── Supplied material ──
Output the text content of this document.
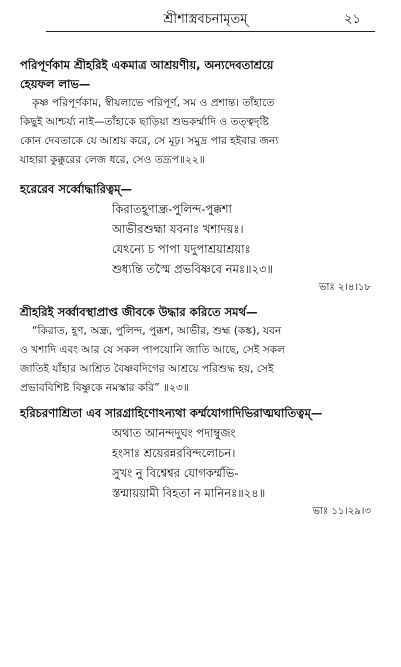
শ্রীশাস্ত্রবচনামৃতম্	২১

পরিপূর্ণকাম শ্রীহরিই একমাত্র আশ্রয়ণীয়, অন্যদেবতাশ্রয়ে

হেয়ফল লাভ—

কৃষ্ণ পরিপূর্ণকাম, স্বীয়লাভে পরিপূর্ণ, সম ও প্রশান্ত। তাঁহাতে

কিছুই আশ্চর্য্য নাই—তাঁহাকে ছাড়িয়া শুভকর্ম্মাদি ও তত্ত্বদৃষ্টি

কোন দেবতাকে যে আশ্রয় করে, সে মূঢ়। সমুদ্র পার হইবার জন্য

যাহারা কুক্কুরের লেজ ধরে, সেও তদ্রূপ॥২২॥

হরেরেব সর্ব্বোদ্ধারিত্বম্—

কিরাতহূণান্ধ্র-পুলিন্দ-পুক্কশা

আভীরশুহ্মা যবনাঃ খশাদয়ঃ।

যেঽন্যে চ পাপা যদুপাশ্রয়াশ্রয়াঃ

শুধ্যন্তি তস্মৈ প্রভবিষ্ণবে নমঃ॥২৩॥

ভাঃ ২।৪।১৮

শ্রীহরিই সর্ব্বাবস্থাপ্রাপ্ত জীবকে উদ্ধার করিতে সমর্থ—

“কিরাত, হূণ, অন্ধ্র, পুলিন্দ, পুক্কশ, আভীর, শুহ্ম (কঙ্ক), যবন

ও খশাদি এবং আর যে সকল পাপযোনি জাতি আছে, সেই সকল

জাতিই যাঁহার আশ্রিত বৈষ্ণবদিগের আশ্রয়ে পরিশুদ্ধ হয়, সেই

প্রভাববিশিষ্ট বিষ্ণুকে নমস্কার করি” ॥২৩॥

হরিচরণাশ্রিতা এব সারগ্রাহিণোঽন্যথা কর্ম্মযোগাদিভিরাত্মঘাতিত্বম্—

অথাত আনন্দদুঘং পদাম্বুজং

হংসাঃ শ্রয়েরন্নরবিন্দলোচন।

সুখং নু বিশ্বেশ্বর যোগকর্ম্মভি-

স্তন্মায়য়ামী বিহতা ন মানিনঃ॥২৪॥

ভাঃ ১১।২৯।৩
───
:: Objective ::
Without including any pictures, reproduce the listing exactly.

:: Complete output ::
Output the text content of this document.
শ্রীশাস্ত্রবচনামৃতম্	২১

পরিপূর্ণকাম শ্রীহরিই একমাত্র আশ্রয়ণীয়, অন্যদেবতাশ্রয়ে

হেয়ফল লাভ—

কৃষ্ণ পরিপূর্ণকাম, স্বীয়লাভে পরিপূর্ণ, সম ও প্রশান্ত। তাঁহাতে

কিছুই আশ্চর্য্য নাই—তাঁহাকে ছাড়িয়া শুভকর্ম্মাদি ও তত্ত্বদৃষ্টি

কোন দেবতাকে যে আশ্রয় করে, সে মূঢ়। সমুদ্র পার হইবার জন্য

যাহারা কুক্কুরের লেজ ধরে, সেও তদ্রূপ॥২২॥

হরেরেব সর্ব্বোদ্ধারিত্বম্—

কিরাতহূণান্ধ্র-পুলিন্দ-পুক্কশা

আভীরশুহ্মা যবনাঃ খশাদয়ঃ।

যেঽন্যে চ পাপা যদুপাশ্রয়াশ্রয়াঃ

শুধ্যন্তি তস্মৈ প্রভবিষ্ণবে নমঃ॥২৩॥

ভাঃ ২।৪।১৮

শ্রীহরিই সর্ব্বাবস্থাপ্রাপ্ত জীবকে উদ্ধার করিতে সমর্থ—

“কিরাত, হূণ, অন্ধ্র, পুলিন্দ, পুক্কশ, আভীর, শুহ্ম (কঙ্ক), যবন

ও খশাদি এবং আর যে সকল পাপযোনি জাতি আছে, সেই সকল

জাতিই যাঁহার আশ্রিত বৈষ্ণবদিগের আশ্রয়ে পরিশুদ্ধ হয়, সেই

প্রভাববিশিষ্ট বিষ্ণুকে নমস্কার করি” ॥২৩॥

হরিচরণাশ্রিতা এব সারগ্রাহিণোঽন্যথা কর্ম্মযোগাদিভিরাত্মঘাতিত্বম্—

অথাত আনন্দদুঘং পদাম্বুজং

হংসাঃ শ্রয়েরন্নরবিন্দলোচন।

সুখং নু বিশ্বেশ্বর যোগকর্ম্মভি-

স্তন্মায়য়ামী বিহতা ন মানিনঃ॥২৪॥

ভাঃ ১১।২৯।৩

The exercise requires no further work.